Data Sheet—There’s No Doubt Self-Driving Cars Are On the Way, But Not Soon

Big trouble in little China. The surprise shortfall in iPhone sales is beginning to look more like an industry problem than an Apple-specific one. Samsung said its fourth-quarter revenue shrank 11% and operating profit declined 29% from the year before, surprising analysts. Slow demand for memory chips and “intensifying competition” for phones were to blame. Then, LG said its profits plummeted 80% with revenue down 7%. Ouch.

Turn it on. Set-top box and Internet video services platform (they hate it when we call them just a set-top box maker) Roku pre-announced a bit of fourth quarter news as well, but on the upside. The company said it ended the quarter with 27 million active accounts, a 40% jump from the prior year. Roku’s share price jumped 25%.

____

#### TASK OBJECTIVE
Transcribe the Data Sheet passage starting with "Big trouble in" and going on through "down 7%. Ouch.".

#### DATA SECTION

____

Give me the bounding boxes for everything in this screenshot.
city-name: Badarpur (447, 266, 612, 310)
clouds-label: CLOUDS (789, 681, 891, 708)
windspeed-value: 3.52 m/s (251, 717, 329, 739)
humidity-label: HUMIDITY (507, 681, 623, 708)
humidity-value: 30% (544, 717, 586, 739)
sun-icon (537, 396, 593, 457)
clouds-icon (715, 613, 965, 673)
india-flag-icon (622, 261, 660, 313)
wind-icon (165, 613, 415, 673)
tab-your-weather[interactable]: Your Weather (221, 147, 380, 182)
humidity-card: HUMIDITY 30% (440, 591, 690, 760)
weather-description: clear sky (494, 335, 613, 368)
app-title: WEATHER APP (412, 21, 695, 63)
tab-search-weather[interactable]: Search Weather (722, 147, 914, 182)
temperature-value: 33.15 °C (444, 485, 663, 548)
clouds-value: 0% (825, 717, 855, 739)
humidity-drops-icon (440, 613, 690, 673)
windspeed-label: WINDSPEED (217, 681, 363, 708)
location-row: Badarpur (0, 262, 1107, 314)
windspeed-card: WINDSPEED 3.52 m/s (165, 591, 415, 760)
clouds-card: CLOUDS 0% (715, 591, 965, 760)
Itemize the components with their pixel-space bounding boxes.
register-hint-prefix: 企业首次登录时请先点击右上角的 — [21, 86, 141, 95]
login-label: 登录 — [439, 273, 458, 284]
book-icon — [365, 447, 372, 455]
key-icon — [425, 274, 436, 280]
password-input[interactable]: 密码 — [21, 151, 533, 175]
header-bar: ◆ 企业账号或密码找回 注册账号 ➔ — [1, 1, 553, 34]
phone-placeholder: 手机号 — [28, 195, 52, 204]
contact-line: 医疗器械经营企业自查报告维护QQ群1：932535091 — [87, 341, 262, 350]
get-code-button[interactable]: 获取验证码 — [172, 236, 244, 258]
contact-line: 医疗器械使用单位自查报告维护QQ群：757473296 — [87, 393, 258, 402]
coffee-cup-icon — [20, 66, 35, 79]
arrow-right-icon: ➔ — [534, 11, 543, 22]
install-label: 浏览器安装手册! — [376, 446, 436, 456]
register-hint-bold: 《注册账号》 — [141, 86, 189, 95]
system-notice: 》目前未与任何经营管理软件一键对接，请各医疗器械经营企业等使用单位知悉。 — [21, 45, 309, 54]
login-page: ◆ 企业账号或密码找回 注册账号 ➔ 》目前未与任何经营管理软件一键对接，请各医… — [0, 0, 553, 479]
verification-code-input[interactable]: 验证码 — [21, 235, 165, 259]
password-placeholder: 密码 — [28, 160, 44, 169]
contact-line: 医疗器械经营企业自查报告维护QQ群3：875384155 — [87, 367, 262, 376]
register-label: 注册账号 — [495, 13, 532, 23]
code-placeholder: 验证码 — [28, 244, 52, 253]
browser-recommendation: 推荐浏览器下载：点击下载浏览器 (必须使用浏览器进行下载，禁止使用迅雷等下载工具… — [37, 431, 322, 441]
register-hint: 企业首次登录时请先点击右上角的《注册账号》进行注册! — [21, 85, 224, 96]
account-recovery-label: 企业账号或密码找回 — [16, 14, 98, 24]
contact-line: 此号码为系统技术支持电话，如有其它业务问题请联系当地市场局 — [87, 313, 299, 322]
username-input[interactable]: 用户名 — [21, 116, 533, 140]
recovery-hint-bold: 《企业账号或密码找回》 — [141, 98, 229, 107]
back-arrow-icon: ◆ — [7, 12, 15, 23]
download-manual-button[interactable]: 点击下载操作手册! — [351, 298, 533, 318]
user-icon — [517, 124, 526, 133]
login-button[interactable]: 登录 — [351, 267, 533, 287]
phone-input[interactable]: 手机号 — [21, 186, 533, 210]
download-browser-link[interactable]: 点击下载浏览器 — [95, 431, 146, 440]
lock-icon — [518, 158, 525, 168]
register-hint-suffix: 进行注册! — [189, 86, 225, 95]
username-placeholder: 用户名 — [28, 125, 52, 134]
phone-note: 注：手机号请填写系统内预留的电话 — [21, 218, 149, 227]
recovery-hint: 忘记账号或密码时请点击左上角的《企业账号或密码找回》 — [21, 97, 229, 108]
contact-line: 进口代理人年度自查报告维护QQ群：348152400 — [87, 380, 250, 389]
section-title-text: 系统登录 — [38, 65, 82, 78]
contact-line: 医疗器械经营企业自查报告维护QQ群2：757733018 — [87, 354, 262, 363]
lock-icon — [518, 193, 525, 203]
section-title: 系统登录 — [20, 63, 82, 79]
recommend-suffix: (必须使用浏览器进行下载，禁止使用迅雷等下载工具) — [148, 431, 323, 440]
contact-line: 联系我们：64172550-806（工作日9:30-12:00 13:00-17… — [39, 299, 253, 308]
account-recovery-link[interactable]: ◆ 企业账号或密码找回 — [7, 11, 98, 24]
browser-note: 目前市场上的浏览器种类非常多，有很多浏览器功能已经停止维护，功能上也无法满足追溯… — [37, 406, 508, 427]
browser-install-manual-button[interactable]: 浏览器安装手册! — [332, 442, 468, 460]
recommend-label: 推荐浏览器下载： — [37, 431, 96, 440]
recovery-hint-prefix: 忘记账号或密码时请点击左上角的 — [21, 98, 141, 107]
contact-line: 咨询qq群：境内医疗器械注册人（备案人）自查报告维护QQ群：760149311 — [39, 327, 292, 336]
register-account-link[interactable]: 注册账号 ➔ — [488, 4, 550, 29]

____

#### TASK RESPONSE
Big trouble in little China. The surprise shortfall in iPhone sales is beginning to look more like an industry problem than an Apple-specific one. Samsung said its fourth-quarter revenue shrank 11% and operating profit declined 29% from the year before, surprising analysts. Slow demand for memory chips and “intensifying competition” for phones were to blame. Then, LG said its profits plummeted 80% with revenue down 7%. Ouch.